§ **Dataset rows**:
-- begin --

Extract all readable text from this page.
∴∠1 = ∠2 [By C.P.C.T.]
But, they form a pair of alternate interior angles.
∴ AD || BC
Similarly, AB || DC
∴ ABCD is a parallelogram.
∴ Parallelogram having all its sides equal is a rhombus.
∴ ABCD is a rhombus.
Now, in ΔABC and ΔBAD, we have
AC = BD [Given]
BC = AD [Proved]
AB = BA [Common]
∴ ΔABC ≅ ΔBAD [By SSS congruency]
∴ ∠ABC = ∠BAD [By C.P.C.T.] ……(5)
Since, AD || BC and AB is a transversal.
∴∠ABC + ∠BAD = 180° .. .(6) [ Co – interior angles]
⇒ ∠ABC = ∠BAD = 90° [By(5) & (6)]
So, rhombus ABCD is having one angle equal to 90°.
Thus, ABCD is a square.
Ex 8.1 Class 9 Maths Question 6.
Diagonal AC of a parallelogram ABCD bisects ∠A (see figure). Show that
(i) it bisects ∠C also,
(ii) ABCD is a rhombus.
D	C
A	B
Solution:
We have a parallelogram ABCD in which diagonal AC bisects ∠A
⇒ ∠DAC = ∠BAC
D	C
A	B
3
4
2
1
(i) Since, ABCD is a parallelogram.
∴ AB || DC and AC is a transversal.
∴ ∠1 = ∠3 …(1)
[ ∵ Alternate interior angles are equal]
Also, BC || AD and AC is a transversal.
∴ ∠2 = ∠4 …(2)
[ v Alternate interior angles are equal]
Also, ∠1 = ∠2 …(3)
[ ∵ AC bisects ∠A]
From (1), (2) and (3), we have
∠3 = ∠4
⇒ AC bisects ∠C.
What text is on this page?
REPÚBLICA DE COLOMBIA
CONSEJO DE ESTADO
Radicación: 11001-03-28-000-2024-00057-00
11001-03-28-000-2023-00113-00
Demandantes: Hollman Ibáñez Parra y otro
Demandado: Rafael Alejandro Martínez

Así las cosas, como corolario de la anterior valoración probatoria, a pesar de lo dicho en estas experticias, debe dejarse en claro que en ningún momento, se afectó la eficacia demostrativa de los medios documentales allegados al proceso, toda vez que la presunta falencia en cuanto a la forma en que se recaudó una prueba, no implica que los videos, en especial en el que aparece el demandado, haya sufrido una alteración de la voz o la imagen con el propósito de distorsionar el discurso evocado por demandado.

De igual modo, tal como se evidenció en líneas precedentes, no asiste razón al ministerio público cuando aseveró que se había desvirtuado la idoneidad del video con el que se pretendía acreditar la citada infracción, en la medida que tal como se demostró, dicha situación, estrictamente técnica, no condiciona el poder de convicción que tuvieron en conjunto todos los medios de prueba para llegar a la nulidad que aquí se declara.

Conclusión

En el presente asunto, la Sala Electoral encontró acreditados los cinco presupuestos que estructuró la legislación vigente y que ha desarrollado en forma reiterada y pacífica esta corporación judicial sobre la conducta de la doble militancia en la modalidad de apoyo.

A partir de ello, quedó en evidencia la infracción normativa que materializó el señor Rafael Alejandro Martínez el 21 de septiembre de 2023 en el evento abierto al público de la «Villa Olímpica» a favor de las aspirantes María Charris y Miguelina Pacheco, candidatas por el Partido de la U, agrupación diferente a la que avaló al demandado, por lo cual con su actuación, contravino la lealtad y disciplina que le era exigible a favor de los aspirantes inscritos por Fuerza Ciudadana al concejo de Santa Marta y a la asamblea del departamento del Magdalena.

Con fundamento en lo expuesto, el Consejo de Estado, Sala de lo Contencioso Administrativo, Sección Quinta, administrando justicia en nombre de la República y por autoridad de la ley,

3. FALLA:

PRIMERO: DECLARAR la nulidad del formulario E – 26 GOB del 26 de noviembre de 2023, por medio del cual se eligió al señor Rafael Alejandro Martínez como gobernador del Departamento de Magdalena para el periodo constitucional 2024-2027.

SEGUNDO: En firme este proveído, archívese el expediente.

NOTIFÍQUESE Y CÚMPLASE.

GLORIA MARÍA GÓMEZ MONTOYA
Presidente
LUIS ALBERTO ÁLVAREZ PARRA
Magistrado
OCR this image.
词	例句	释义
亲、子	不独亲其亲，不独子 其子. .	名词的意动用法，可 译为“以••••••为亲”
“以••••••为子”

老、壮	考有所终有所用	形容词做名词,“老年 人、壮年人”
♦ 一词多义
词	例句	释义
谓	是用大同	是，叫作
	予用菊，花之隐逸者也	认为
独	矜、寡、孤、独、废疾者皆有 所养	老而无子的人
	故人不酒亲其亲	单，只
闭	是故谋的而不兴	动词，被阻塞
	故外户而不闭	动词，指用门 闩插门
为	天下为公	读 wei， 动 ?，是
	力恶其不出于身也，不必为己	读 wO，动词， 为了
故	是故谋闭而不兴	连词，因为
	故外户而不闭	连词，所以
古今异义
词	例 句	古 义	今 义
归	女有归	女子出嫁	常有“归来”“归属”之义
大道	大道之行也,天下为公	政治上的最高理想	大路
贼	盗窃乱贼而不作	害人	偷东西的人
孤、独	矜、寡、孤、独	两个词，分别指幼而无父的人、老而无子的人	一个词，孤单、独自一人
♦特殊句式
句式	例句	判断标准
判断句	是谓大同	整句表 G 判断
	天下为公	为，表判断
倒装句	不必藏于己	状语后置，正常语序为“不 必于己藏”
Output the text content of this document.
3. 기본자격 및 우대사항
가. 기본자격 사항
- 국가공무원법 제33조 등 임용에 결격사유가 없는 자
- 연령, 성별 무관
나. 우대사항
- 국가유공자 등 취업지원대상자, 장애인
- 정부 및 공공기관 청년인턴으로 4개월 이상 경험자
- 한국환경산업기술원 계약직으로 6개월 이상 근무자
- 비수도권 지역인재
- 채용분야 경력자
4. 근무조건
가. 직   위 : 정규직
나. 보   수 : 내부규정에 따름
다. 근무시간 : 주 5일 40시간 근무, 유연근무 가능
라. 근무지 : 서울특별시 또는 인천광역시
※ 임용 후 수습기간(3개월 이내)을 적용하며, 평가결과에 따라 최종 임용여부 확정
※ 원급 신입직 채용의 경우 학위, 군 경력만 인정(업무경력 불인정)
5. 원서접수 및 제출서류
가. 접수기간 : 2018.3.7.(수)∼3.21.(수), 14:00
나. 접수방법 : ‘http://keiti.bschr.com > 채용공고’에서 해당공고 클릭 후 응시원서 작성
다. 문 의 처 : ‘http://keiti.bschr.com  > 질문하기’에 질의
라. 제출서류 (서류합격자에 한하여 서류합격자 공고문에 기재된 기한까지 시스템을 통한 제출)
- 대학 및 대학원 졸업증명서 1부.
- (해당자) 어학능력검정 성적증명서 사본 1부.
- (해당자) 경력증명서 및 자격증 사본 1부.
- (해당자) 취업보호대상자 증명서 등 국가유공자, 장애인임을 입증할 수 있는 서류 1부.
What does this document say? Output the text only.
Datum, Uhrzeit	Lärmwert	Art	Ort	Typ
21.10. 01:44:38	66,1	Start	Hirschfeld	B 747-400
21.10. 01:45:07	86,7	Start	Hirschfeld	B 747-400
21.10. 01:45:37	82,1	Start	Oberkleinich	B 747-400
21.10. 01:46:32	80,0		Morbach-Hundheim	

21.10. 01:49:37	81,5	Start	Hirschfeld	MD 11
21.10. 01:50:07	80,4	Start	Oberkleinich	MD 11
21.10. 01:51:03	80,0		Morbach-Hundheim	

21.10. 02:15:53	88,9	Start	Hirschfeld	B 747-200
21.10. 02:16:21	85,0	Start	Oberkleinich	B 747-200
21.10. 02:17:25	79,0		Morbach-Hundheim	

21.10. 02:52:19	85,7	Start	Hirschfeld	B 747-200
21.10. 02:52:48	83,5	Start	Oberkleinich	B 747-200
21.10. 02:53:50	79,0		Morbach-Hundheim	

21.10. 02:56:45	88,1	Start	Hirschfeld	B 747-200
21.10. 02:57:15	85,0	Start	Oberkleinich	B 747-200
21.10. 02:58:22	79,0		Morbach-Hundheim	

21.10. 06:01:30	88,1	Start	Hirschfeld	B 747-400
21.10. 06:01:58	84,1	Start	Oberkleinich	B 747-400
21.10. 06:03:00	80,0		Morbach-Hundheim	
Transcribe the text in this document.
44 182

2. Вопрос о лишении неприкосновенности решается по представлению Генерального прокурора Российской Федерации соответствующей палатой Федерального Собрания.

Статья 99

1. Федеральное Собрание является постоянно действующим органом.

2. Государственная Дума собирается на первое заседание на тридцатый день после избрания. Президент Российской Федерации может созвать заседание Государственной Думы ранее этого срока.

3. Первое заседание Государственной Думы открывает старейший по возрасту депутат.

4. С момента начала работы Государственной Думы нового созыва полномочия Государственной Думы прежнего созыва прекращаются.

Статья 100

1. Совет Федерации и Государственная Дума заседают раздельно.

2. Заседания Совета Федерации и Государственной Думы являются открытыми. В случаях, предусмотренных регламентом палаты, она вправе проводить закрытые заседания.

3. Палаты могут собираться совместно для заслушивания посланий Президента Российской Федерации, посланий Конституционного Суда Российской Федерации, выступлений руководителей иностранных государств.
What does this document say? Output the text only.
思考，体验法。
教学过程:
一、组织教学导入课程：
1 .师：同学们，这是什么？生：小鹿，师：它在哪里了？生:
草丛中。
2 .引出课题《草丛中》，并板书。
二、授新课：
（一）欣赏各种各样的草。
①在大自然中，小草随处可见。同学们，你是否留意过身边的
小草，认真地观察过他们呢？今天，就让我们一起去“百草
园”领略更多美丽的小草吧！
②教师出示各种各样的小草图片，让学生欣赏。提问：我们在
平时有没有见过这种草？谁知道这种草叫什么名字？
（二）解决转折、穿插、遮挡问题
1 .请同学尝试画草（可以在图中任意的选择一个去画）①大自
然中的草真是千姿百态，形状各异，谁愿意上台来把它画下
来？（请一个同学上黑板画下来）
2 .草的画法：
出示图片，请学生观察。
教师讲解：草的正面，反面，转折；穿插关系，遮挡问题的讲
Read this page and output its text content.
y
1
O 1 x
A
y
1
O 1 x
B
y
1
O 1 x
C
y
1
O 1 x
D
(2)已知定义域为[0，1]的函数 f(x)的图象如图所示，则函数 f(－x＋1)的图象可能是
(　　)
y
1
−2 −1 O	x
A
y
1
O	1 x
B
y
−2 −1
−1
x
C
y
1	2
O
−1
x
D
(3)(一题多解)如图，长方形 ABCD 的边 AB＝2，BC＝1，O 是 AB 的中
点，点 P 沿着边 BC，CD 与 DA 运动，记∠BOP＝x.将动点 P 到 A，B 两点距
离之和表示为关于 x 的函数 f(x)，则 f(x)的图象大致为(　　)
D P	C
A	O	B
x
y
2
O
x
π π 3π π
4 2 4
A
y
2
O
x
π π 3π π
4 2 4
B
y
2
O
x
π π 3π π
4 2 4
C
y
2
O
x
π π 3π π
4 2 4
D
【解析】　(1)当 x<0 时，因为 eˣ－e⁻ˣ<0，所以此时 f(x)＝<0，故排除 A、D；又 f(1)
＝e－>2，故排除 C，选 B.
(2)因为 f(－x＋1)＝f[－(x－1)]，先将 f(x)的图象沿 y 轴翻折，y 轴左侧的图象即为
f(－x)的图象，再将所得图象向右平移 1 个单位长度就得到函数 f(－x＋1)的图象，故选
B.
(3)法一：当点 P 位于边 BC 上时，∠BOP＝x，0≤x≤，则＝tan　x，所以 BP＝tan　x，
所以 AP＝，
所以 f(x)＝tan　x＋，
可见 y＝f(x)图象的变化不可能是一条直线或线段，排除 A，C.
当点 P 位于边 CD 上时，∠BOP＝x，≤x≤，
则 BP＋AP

-- end --

§ **PROBLEM DETAILS**: Copy out every line from the material above in which the word "老而无子的人" appears.

§ **WORKED ANSWER**:
独	矜、寡、孤、独、废疾者皆有 所养	老而无子的人
孤、独	矜、寡、孤、独	两个词，分别指幼而无父的人、老而无子的人	一个词，孤单、独自一人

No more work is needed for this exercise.